--- START Source records ---

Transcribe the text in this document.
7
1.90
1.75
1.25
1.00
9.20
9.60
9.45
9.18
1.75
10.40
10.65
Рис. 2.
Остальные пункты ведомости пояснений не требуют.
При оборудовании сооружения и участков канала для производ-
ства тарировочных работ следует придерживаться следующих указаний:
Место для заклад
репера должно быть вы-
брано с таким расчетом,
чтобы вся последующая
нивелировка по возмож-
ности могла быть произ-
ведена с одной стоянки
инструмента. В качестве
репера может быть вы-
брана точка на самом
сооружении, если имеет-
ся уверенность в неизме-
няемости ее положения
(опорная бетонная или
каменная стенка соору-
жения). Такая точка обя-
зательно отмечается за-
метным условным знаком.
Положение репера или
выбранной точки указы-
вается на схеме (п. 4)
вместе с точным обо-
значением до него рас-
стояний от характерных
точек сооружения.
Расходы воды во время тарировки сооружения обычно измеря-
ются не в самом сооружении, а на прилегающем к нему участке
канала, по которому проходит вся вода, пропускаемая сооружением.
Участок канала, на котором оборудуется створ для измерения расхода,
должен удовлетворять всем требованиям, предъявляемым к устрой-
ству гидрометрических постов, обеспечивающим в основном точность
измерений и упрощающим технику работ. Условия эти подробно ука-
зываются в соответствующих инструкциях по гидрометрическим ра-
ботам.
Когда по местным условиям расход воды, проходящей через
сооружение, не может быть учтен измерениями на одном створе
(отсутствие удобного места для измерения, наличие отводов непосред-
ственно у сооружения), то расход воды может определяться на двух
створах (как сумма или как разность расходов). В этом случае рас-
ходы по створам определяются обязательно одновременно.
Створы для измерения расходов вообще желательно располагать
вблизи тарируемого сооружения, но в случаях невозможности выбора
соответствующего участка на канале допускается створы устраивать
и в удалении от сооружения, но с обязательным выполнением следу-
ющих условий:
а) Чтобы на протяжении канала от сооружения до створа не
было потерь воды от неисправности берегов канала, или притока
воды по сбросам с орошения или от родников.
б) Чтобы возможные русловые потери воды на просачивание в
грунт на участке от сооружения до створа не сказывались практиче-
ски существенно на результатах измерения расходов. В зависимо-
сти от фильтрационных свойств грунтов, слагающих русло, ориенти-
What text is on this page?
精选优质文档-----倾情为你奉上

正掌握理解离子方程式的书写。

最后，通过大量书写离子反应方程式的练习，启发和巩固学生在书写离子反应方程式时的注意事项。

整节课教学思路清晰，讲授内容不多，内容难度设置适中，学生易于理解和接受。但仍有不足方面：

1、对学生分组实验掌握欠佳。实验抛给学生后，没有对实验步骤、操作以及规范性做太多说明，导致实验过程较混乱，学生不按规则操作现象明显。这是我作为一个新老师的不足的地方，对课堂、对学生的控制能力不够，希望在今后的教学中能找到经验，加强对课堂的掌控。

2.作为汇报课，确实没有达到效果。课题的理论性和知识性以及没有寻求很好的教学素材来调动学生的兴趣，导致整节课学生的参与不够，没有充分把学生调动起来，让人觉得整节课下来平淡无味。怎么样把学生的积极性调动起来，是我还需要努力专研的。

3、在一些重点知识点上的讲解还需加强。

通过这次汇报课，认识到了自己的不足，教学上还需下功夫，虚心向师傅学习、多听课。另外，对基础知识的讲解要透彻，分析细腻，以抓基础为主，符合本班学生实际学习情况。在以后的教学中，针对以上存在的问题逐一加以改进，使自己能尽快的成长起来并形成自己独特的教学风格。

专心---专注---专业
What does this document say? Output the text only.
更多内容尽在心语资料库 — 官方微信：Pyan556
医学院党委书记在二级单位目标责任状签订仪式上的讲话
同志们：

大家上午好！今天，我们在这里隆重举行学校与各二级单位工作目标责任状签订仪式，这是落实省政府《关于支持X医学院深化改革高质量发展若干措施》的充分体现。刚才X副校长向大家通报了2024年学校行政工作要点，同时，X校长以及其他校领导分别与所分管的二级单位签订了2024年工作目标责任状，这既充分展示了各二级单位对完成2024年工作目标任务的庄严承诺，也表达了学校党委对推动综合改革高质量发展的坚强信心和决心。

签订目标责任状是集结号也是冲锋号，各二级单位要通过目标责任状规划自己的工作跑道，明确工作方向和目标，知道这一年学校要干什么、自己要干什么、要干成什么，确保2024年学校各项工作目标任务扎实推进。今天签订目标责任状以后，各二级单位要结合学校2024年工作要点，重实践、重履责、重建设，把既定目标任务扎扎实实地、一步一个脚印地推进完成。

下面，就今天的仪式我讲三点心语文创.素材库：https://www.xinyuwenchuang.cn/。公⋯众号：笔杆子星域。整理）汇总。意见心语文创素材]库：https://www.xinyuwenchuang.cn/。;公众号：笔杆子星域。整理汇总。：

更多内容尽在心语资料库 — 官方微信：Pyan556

--- END Source records ---

To be done
Output all preceding records character for character.

Reply
Transcribe the text in this document.
7
1.90
1.75
1.25
1.00
9.20
9.60
9.45
9.18
1.75
10.40
10.65
Рис. 2.
Остальные пункты ведомости пояснений не требуют.
При оборудовании сооружения и участков канала для производ-
ства тарировочных работ следует придерживаться следующих указаний:
Место для заклад
репера должно быть вы-
брано с таким расчетом,
чтобы вся последующая
нивелировка по возмож-
ности могла быть произ-
ведена с одной стоянки
инструмента. В качестве
репера может быть вы-
брана точка на самом
сооружении, если имеет-
ся уверенность в неизме-
няемости ее положения
(опорная бетонная или
каменная стенка соору-
жения). Такая точка обя-
зательно отмечается за-
метным условным знаком.
Положение репера или
выбранной точки указы-
вается на схеме (п. 4)
вместе с точным обо-
значением до него рас-
стояний от характерных
точек сооружения.
Расходы воды во время тарировки сооружения обычно измеря-
ются не в самом сооружении, а на прилегающем к нему участке
канала, по которому проходит вся вода, пропускаемая сооружением.
Участок канала, на котором оборудуется створ для измерения расхода,
должен удовлетворять всем требованиям, предъявляемым к устрой-
ству гидрометрических постов, обеспечивающим в основном точность
измерений и упрощающим технику работ. Условия эти подробно ука-
зываются в соответствующих инструкциях по гидрометрическим ра-
ботам.
Когда по местным условиям расход воды, проходящей через
сооружение, не может быть учтен измерениями на одном створе
(отсутствие удобного места для измерения, наличие отводов непосред-
ственно у сооружения), то расход воды может определяться на двух
створах (как сумма или как разность расходов). В этом случае рас-
ходы по створам определяются обязательно одновременно.
Створы для измерения расходов вообще желательно располагать
вблизи тарируемого сооружения, но в случаях невозможности выбора
соответствующего участка на канале допускается створы устраивать
и в удалении от сооружения, но с обязательным выполнением следу-
ющих условий:
а) Чтобы на протяжении канала от сооружения до створа не
было потерь воды от неисправности берегов канала, или притока
воды по сбросам с орошения или от родников.
б) Чтобы возможные русловые потери воды на просачивание в
грунт на участке от сооружения до створа не сказывались практиче-
ски существенно на результатах измерения расходов. В зависимо-
сти от фильтрационных свойств грунтов, слагающих русло, ориенти-
What text is on this page?
精选优质文档-----倾情为你奉上

正掌握理解离子方程式的书写。

最后，通过大量书写离子反应方程式的练习，启发和巩固学生在书写离子反应方程式时的注意事项。

整节课教学思路清晰，讲授内容不多，内容难度设置适中，学生易于理解和接受。但仍有不足方面：

1、对学生分组实验掌握欠佳。实验抛给学生后，没有对实验步骤、操作以及规范性做太多说明，导致实验过程较混乱，学生不按规则操作现象明显。这是我作为一个新老师的不足的地方，对课堂、对学生的控制能力不够，希望在今后的教学中能找到经验，加强对课堂的掌控。

2.作为汇报课，确实没有达到效果。课题的理论性和知识性以及没有寻求很好的教学素材来调动学生的兴趣，导致整节课学生的参与不够，没有充分把学生调动起来，让人觉得整节课下来平淡无味。怎么样把学生的积极性调动起来，是我还需要努力专研的。

3、在一些重点知识点上的讲解还需加强。

通过这次汇报课，认识到了自己的不足，教学上还需下功夫，虚心向师傅学习、多听课。另外，对基础知识的讲解要透彻，分析细腻，以抓基础为主，符合本班学生实际学习情况。在以后的教学中，针对以上存在的问题逐一加以改进，使自己能尽快的成长起来并形成自己独特的教学风格。

专心---专注---专业
What does this document say? Output the text only.
更多内容尽在心语资料库 — 官方微信：Pyan556
医学院党委书记在二级单位目标责任状签订仪式上的讲话
同志们：

大家上午好！今天，我们在这里隆重举行学校与各二级单位工作目标责任状签订仪式，这是落实省政府《关于支持X医学院深化改革高质量发展若干措施》的充分体现。刚才X副校长向大家通报了2024年学校行政工作要点，同时，X校长以及其他校领导分别与所分管的二级单位签订了2024年工作目标责任状，这既充分展示了各二级单位对完成2024年工作目标任务的庄严承诺，也表达了学校党委对推动综合改革高质量发展的坚强信心和决心。

签订目标责任状是集结号也是冲锋号，各二级单位要通过目标责任状规划自己的工作跑道，明确工作方向和目标，知道这一年学校要干什么、自己要干什么、要干成什么，确保2024年学校各项工作目标任务扎实推进。今天签订目标责任状以后，各二级单位要结合学校2024年工作要点，重实践、重履责、重建设，把既定目标任务扎扎实实地、一步一个脚印地推进完成。

下面，就今天的仪式我讲三点心语文创.素材库：https://www.xinyuwenchuang.cn/。公⋯众号：笔杆子星域。整理）汇总。意见心语文创素材]库：https://www.xinyuwenchuang.cn/。;公众号：笔杆子星域。整理汇总。：

更多内容尽在心语资料库 — 官方微信：Pyan556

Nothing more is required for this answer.